_Aim_
Reproduce the records below in their entirety, character for character.

_Provided data_
+++

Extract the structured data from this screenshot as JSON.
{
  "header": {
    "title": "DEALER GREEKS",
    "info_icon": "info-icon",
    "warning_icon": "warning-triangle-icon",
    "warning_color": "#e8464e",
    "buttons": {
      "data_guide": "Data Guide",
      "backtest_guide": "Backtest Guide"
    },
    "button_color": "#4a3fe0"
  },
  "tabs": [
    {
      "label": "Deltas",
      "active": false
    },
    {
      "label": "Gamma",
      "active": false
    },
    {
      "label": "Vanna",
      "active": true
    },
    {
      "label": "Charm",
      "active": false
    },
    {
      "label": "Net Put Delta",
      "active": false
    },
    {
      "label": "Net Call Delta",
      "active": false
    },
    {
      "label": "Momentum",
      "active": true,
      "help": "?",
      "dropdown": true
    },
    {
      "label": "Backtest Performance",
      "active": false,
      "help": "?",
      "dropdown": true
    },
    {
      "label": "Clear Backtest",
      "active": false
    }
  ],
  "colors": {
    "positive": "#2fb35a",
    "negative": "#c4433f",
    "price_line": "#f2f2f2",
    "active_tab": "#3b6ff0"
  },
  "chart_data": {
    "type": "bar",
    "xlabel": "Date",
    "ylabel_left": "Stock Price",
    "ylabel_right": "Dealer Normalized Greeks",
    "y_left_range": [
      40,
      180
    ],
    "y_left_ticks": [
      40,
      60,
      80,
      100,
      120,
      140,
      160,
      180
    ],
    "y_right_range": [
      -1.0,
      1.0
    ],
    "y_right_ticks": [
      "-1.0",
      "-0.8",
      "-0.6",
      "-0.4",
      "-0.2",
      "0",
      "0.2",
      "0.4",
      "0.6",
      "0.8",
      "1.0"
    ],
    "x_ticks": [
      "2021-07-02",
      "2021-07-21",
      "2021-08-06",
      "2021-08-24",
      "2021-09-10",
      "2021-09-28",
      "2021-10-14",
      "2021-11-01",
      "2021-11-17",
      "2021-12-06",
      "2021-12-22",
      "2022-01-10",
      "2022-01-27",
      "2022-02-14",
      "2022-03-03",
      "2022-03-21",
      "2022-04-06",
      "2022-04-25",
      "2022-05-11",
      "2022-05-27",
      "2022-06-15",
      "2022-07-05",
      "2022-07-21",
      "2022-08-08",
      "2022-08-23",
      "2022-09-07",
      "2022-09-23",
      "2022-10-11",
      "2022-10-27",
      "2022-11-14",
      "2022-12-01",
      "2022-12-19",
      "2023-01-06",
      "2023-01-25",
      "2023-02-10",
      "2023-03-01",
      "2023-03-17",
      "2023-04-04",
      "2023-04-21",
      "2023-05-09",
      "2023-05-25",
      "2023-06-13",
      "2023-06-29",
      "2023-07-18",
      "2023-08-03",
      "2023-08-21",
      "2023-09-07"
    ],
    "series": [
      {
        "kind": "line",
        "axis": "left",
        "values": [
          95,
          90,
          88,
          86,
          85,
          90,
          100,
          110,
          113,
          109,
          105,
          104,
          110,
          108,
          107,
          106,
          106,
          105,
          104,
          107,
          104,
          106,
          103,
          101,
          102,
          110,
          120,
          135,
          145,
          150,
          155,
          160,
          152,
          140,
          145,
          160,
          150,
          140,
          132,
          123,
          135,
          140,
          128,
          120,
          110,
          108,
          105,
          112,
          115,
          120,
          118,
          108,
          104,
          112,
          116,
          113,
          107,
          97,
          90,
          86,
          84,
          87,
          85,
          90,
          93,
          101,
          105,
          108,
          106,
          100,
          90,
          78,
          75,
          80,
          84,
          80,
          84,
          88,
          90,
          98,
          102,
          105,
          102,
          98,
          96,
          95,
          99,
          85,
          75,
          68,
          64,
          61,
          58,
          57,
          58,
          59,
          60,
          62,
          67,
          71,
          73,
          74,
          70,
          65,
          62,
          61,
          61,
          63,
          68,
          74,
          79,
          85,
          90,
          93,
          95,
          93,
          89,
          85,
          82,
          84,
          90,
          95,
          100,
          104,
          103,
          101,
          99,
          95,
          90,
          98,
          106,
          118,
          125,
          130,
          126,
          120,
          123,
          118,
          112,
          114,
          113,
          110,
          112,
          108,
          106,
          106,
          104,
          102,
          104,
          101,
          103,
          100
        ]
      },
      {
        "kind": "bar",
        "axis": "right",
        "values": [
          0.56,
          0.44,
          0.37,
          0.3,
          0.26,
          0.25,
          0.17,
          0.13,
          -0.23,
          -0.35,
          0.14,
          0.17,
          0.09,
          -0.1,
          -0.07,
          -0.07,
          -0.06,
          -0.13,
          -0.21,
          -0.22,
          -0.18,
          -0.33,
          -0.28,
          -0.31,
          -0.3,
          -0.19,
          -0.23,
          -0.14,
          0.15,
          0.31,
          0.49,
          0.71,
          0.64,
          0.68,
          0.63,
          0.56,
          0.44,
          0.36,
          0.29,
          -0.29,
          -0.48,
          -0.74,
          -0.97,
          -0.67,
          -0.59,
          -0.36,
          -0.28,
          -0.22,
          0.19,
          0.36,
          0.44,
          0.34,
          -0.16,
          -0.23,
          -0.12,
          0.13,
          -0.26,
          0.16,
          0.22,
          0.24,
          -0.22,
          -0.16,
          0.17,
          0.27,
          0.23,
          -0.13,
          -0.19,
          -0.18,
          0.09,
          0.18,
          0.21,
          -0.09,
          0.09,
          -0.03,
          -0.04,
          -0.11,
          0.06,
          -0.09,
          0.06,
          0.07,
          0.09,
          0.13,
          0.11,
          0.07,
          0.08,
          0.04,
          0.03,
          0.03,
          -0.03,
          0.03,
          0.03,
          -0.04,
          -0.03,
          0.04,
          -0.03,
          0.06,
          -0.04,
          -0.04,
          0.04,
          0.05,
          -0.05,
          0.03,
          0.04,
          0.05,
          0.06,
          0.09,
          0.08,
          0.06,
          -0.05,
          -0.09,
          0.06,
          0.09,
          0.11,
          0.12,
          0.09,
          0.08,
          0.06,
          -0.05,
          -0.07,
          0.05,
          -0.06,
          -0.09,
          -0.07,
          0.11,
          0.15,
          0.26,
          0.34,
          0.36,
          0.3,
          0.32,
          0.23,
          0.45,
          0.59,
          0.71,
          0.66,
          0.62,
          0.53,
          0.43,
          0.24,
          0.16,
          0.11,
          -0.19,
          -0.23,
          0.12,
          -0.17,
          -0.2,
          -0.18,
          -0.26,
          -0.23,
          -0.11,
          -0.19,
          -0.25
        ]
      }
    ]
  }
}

+++

_Finished task_
Extract the structured data from this screenshot as JSON.
{
  "header": {
    "title": "DEALER GREEKS",
    "info_icon": "info-icon",
    "warning_icon": "warning-triangle-icon",
    "warning_color": "#e8464e",
    "buttons": {
      "data_guide": "Data Guide",
      "backtest_guide": "Backtest Guide"
    },
    "button_color": "#4a3fe0"
  },
  "tabs": [
    {
      "label": "Deltas",
      "active": false
    },
    {
      "label": "Gamma",
      "active": false
    },
    {
      "label": "Vanna",
      "active": true
    },
    {
      "label": "Charm",
      "active": false
    },
    {
      "label": "Net Put Delta",
      "active": false
    },
    {
      "label": "Net Call Delta",
      "active": false
    },
    {
      "label": "Momentum",
      "active": true,
      "help": "?",
      "dropdown": true
    },
    {
      "label": "Backtest Performance",
      "active": false,
      "help": "?",
      "dropdown": true
    },
    {
      "label": "Clear Backtest",
      "active": false
    }
  ],
  "colors": {
    "positive": "#2fb35a",
    "negative": "#c4433f",
    "price_line": "#f2f2f2",
    "active_tab": "#3b6ff0"
  },
  "chart_data": {
    "type": "bar",
    "xlabel": "Date",
    "ylabel_left": "Stock Price",
    "ylabel_right": "Dealer Normalized Greeks",
    "y_left_range": [
      40,
      180
    ],
    "y_left_ticks": [
      40,
      60,
      80,
      100,
      120,
      140,
      160,
      180
    ],
    "y_right_range": [
      -1.0,
      1.0
    ],
    "y_right_ticks": [
      "-1.0",
      "-0.8",
      "-0.6",
      "-0.4",
      "-0.2",
      "0",
      "0.2",
      "0.4",
      "0.6",
      "0.8",
      "1.0"
    ],
    "x_ticks": [
      "2021-07-02",
      "2021-07-21",
      "2021-08-06",
      "2021-08-24",
      "2021-09-10",
      "2021-09-28",
      "2021-10-14",
      "2021-11-01",
      "2021-11-17",
      "2021-12-06",
      "2021-12-22",
      "2022-01-10",
      "2022-01-27",
      "2022-02-14",
      "2022-03-03",
      "2022-03-21",
      "2022-04-06",
      "2022-04-25",
      "2022-05-11",
      "2022-05-27",
      "2022-06-15",
      "2022-07-05",
      "2022-07-21",
      "2022-08-08",
      "2022-08-23",
      "2022-09-07",
      "2022-09-23",
      "2022-10-11",
      "2022-10-27",
      "2022-11-14",
      "2022-12-01",
      "2022-12-19",
      "2023-01-06",
      "2023-01-25",
      "2023-02-10",
      "2023-03-01",
      "2023-03-17",
      "2023-04-04",
      "2023-04-21",
      "2023-05-09",
      "2023-05-25",
      "2023-06-13",
      "2023-06-29",
      "2023-07-18",
      "2023-08-03",
      "2023-08-21",
      "2023-09-07"
    ],
    "series": [
      {
        "kind": "line",
        "axis": "left",
        "values": [
          95,
          90,
          88,
          86,
          85,
          90,
          100,
          110,
          113,
          109,
          105,
          104,
          110,
          108,
          107,
          106,
          106,
          105,
          104,
          107,
          104,
          106,
          103,
          101,
          102,
          110,
          120,
          135,
          145,
          150,
          155,
          160,
          152,
          140,
          145,
          160,
          150,
          140,
          132,
          123,
          135,
          140,
          128,
          120,
          110,
          108,
          105,
          112,
          115,
          120,
          118,
          108,
          104,
          112,
          116,
          113,
          107,
          97,
          90,
          86,
          84,
          87,
          85,
          90,
          93,
          101,
          105,
          108,
          106,
          100,
          90,
          78,
          75,
          80,
          84,
          80,
          84,
          88,
          90,
          98,
          102,
          105,
          102,
          98,
          96,
          95,
          99,
          85,
          75,
          68,
          64,
          61,
          58,
          57,
          58,
          59,
          60,
          62,
          67,
          71,
          73,
          74,
          70,
          65,
          62,
          61,
          61,
          63,
          68,
          74,
          79,
          85,
          90,
          93,
          95,
          93,
          89,
          85,
          82,
          84,
          90,
          95,
          100,
          104,
          103,
          101,
          99,
          95,
          90,
          98,
          106,
          118,
          125,
          130,
          126,
          120,
          123,
          118,
          112,
          114,
          113,
          110,
          112,
          108,
          106,
          106,
          104,
          102,
          104,
          101,
          103,
          100
        ]
      },
      {
        "kind": "bar",
        "axis": "right",
        "values": [
          0.56,
          0.44,
          0.37,
          0.3,
          0.26,
          0.25,
          0.17,
          0.13,
          -0.23,
          -0.35,
          0.14,
          0.17,
          0.09,
          -0.1,
          -0.07,
          -0.07,
          -0.06,
          -0.13,
          -0.21,
          -0.22,
          -0.18,
          -0.33,
          -0.28,
          -0.31,
          -0.3,
          -0.19,
          -0.23,
          -0.14,
          0.15,
          0.31,
          0.49,
          0.71,
          0.64,
          0.68,
          0.63,
          0.56,
          0.44,
          0.36,
          0.29,
          -0.29,
          -0.48,
          -0.74,
          -0.97,
          -0.67,
          -0.59,
          -0.36,
          -0.28,
          -0.22,
          0.19,
          0.36,
          0.44,
          0.34,
          -0.16,
          -0.23,
          -0.12,
          0.13,
          -0.26,
          0.16,
          0.22,
          0.24,
          -0.22,
          -0.16,
          0.17,
          0.27,
          0.23,
          -0.13,
          -0.19,
          -0.18,
          0.09,
          0.18,
          0.21,
          -0.09,
          0.09,
          -0.03,
          -0.04,
          -0.11,
          0.06,
          -0.09,
          0.06,
          0.07,
          0.09,
          0.13,
          0.11,
          0.07,
          0.08,
          0.04,
          0.03,
          0.03,
          -0.03,
          0.03,
          0.03,
          -0.04,
          -0.03,
          0.04,
          -0.03,
          0.06,
          -0.04,
          -0.04,
          0.04,
          0.05,
          -0.05,
          0.03,
          0.04,
          0.05,
          0.06,
          0.09,
          0.08,
          0.06,
          -0.05,
          -0.09,
          0.06,
          0.09,
          0.11,
          0.12,
          0.09,
          0.08,
          0.06,
          -0.05,
          -0.07,
          0.05,
          -0.06,
          -0.09,
          -0.07,
          0.11,
          0.15,
          0.26,
          0.34,
          0.36,
          0.3,
          0.32,
          0.23,
          0.45,
          0.59,
          0.71,
          0.66,
          0.62,
          0.53,
          0.43,
          0.24,
          0.16,
          0.11,
          -0.19,
          -0.23,
          0.12,
          -0.17,
          -0.2,
          -0.18,
          -0.26,
          -0.23,
          -0.11,
          -0.19,
          -0.25
        ]
      }
    ]
  }
}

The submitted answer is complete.